• Work required
In the listing below, locate the lines that hold the string "BINANCE". Copy those lines.

• Provided records
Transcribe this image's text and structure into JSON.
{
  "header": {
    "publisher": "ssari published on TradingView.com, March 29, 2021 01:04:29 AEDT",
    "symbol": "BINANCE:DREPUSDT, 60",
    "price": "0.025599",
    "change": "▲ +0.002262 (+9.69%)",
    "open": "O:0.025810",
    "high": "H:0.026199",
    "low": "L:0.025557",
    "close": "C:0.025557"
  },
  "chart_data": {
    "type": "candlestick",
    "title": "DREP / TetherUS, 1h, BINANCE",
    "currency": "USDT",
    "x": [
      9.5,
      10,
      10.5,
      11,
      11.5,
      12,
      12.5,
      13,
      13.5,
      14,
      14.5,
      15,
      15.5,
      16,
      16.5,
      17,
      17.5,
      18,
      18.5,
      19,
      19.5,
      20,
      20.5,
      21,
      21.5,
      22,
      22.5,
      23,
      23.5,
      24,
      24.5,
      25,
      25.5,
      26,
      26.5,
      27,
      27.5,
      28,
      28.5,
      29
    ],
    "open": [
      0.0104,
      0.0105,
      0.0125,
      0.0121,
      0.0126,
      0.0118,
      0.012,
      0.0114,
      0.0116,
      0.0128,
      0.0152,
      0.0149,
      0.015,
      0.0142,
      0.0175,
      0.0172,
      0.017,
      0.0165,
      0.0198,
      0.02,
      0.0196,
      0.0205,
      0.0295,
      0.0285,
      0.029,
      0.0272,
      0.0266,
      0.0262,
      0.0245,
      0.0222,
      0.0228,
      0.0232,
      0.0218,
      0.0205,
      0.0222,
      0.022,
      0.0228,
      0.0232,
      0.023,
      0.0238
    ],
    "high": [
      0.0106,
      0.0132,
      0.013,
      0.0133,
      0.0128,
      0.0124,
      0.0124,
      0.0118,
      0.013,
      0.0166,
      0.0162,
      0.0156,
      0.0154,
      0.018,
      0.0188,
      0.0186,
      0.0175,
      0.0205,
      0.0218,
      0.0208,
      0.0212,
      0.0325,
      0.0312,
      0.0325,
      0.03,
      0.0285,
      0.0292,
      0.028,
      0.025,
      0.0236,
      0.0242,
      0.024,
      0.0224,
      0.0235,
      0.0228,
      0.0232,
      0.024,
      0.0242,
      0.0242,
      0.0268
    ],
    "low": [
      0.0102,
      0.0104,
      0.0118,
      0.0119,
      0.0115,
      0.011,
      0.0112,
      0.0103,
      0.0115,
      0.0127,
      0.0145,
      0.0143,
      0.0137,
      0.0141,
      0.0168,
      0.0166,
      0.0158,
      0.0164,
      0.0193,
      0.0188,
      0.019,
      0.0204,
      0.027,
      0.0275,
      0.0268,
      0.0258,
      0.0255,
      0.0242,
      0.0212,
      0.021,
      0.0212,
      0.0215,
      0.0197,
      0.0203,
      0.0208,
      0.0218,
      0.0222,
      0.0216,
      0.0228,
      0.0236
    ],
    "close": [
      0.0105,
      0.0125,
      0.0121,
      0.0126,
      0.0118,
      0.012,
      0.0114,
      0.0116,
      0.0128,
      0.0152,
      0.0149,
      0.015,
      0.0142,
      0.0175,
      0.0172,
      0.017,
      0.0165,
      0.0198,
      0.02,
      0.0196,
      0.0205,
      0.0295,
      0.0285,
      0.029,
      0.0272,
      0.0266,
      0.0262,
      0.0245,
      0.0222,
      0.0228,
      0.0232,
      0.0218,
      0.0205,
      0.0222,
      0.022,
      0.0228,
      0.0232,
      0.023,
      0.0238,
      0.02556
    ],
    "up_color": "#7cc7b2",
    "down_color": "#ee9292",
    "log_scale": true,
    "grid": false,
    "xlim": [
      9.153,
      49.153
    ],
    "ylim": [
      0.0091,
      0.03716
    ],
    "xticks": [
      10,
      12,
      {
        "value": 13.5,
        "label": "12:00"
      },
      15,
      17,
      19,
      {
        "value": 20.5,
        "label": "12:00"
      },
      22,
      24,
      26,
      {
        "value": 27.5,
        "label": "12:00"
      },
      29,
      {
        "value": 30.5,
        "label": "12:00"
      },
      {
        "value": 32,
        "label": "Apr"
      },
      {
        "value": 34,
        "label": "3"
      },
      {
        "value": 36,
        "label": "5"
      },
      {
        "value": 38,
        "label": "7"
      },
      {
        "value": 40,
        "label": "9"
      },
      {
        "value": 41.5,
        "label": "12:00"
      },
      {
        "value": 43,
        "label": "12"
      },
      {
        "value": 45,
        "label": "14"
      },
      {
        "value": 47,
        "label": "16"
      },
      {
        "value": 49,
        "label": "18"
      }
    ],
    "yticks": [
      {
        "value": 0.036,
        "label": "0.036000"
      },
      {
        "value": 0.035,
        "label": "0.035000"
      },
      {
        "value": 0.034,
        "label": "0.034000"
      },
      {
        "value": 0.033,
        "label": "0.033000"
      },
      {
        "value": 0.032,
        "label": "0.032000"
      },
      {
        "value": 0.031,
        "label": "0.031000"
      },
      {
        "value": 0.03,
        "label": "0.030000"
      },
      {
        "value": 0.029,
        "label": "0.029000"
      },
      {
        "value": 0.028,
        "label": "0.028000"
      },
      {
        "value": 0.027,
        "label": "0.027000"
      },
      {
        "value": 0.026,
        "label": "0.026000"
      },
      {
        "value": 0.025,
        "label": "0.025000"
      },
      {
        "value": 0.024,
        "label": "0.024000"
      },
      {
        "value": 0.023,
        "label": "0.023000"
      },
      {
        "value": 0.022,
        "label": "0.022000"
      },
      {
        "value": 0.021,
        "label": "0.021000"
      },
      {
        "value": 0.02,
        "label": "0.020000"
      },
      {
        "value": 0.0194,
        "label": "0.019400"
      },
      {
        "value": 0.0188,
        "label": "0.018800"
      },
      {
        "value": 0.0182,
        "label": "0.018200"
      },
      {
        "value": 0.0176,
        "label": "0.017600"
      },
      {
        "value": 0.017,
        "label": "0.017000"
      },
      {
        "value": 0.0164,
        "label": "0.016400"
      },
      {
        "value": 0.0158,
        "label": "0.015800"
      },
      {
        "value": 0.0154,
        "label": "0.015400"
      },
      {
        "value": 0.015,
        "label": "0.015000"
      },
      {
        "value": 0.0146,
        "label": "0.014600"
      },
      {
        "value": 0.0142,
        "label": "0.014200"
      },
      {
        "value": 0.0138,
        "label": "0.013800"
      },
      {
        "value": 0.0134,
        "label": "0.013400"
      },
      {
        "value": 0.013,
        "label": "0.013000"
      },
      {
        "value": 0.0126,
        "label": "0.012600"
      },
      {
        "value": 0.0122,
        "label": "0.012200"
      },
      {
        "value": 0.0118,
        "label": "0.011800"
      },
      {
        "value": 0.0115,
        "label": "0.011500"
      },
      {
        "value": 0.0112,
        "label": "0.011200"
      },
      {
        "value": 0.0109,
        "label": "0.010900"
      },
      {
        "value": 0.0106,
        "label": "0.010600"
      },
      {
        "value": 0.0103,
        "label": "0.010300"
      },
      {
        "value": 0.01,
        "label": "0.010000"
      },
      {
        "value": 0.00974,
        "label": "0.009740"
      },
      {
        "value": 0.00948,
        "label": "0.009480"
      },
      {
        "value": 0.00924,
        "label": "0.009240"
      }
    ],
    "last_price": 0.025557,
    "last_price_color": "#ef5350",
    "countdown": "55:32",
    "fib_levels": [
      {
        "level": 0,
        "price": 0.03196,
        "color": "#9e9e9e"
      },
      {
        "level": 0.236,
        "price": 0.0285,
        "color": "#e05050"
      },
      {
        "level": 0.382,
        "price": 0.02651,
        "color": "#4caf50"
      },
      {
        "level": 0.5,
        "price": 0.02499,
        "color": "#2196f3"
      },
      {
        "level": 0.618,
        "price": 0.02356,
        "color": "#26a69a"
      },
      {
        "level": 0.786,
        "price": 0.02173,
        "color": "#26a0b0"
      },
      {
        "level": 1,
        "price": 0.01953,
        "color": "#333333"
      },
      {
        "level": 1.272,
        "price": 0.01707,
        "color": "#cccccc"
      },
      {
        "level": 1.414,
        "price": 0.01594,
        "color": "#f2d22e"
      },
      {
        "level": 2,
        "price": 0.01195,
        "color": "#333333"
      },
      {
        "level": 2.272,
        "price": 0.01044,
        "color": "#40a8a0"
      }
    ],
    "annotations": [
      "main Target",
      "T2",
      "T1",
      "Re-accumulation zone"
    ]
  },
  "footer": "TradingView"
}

• Answer in full
    "symbol": "BINANCE:DREPUSDT, 60",
    "title": "DREP / TetherUS, 1h, BINANCE",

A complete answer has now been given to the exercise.